Direi che non ci siamo mai fermati. “Il cuore pulsante della baracca” era più che mai vivo, anche se le condizioni erano avverse. Nonostante tutto, ci obbligavano a mettere in piedi le nostre migliori energie. Si riparte ogni giorno, se si vuole.
Quali attività avete messo in piedi sia come Caritas parrocchiale e attraverso i vari gruppi?
La Caritas ha continuato la distribuzione viveri con una “consegna a domicilio” studiata secondo un protocollo fornitoci dalle autorità sanitarie e in accordo con il Comune e le forze dell’Ordine. Ogni componente della Caritas ha “adottato” una famiglia e se ne è fatta carico. Gli scout si sono resi disponibili in progetti cittadini di solidarietà coordinati in rete con Pronto Soccorso, Protezione civile e altre associazioni.
Quale segno lascia questo momento difficile della vita parrocchiale?
Tornare alla normalità delle relazioni è già un bell’obiettivo, ma ogni situazione ha le sue sfide e vivere prevede di lasciarsi provocare sempre da ciò che ci circonda. I limiti esteriori ci saranno sempre, anche nelle migliori condizioni, mentre quelli interiori ce li costruiamo da soli ogni giorno. Lo Spirito ci dona la capacità di andare oltre.
Marina Fabbri ha 46 anni. Da un anno gestisce a Formellino un centro ricreativo per anziani, dopo aver lasciato un solido lavoro presso un importante istituto di credito. A San Marco oltre a fare la catechista segue il gruppo anziani.
Quali attività svolgevate prima del marzo 2020?

▶ DATI ARCHIVIATI:
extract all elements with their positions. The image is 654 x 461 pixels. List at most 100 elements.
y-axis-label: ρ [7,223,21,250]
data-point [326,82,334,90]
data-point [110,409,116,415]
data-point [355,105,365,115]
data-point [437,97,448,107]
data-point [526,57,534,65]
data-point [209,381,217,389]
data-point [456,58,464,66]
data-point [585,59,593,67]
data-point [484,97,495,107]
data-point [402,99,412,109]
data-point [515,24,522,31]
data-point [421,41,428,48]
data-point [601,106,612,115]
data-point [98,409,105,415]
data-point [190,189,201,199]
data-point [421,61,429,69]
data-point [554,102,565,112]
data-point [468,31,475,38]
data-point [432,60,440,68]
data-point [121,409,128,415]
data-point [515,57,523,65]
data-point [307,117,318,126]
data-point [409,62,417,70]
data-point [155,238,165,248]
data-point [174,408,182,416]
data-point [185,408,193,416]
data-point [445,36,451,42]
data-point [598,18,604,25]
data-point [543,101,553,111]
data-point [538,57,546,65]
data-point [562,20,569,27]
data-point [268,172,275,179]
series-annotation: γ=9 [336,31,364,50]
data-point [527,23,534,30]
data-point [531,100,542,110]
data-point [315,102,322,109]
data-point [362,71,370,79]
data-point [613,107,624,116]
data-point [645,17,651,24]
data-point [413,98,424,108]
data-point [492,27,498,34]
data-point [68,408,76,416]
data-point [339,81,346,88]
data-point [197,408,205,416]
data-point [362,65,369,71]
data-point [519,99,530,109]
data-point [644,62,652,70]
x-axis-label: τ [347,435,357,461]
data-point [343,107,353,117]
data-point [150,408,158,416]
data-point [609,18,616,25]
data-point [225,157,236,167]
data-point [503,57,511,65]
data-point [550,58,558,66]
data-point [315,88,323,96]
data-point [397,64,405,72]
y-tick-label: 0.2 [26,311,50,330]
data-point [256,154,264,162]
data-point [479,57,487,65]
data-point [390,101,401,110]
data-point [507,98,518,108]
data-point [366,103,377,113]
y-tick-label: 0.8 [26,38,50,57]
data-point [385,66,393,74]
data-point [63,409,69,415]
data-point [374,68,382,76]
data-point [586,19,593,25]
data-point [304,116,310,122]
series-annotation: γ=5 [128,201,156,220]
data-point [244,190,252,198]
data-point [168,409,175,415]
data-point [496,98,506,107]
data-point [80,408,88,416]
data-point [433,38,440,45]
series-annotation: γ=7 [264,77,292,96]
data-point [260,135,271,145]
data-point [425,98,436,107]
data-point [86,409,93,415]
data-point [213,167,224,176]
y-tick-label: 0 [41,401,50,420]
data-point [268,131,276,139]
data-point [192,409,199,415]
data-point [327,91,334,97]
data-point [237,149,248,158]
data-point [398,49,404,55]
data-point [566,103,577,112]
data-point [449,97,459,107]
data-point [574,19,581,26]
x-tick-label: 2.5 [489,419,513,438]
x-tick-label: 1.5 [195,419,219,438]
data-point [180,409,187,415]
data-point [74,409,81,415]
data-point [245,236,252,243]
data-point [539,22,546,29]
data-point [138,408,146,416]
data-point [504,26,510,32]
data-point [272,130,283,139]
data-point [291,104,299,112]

▶ CONSEGNA:
Traduci in inglese questa frase del brano sulla Caritas parrocchiale: «Ogni componente della Caritas ha “adottato” una famiglia e se ne è fatta carico.» Le voci registrate non hanno alcun ruolo in questo lavoro.

▶ RISPOSTA:
Each member of the Caritas "adopted" a family and took charge of it.